◆ **Data to use**:
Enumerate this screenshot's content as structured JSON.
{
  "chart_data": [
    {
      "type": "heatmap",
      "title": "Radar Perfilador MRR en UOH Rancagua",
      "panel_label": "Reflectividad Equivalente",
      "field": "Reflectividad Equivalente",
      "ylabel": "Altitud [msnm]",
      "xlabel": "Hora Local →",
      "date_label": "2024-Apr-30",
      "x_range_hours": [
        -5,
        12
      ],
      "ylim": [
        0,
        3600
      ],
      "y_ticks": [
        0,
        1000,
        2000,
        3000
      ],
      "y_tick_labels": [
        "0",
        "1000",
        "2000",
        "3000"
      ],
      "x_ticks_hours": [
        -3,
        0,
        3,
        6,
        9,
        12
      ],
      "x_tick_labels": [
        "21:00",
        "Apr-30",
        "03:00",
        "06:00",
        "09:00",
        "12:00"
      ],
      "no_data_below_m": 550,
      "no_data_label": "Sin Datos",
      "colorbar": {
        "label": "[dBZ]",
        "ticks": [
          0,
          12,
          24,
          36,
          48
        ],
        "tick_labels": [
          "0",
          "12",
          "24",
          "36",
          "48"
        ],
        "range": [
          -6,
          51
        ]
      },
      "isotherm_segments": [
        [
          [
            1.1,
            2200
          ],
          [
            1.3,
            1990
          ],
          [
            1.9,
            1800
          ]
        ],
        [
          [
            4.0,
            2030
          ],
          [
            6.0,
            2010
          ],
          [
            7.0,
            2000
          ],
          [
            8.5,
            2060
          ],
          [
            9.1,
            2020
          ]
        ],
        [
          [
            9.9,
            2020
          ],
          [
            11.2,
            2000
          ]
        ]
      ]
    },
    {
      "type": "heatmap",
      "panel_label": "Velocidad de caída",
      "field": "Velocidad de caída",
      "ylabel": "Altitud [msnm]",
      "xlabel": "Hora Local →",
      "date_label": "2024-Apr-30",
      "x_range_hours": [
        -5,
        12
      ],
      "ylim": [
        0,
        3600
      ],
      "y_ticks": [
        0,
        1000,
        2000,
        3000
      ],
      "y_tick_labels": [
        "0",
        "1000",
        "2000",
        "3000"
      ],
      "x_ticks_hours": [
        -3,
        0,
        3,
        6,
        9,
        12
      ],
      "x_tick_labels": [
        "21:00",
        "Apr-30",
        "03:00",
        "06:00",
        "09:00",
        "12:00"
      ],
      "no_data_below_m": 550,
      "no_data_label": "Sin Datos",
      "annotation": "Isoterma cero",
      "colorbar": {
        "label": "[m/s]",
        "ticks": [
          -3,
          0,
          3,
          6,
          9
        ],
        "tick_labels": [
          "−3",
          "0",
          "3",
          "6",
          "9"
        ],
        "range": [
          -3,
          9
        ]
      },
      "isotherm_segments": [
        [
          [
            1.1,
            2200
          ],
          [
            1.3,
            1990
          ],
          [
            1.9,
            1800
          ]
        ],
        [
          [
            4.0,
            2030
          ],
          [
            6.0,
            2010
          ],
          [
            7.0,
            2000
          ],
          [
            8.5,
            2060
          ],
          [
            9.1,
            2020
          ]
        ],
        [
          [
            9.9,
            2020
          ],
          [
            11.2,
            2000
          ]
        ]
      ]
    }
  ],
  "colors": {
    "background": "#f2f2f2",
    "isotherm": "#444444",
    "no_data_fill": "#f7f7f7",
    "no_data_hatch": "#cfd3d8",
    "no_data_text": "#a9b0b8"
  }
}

◆ **What you need to do**:
Pull every line containing the word "Velocidad" out of the material and copy it.

◆ **Solution for this task**:
      "panel_label": "Velocidad de caída",
      "field": "Velocidad de caída",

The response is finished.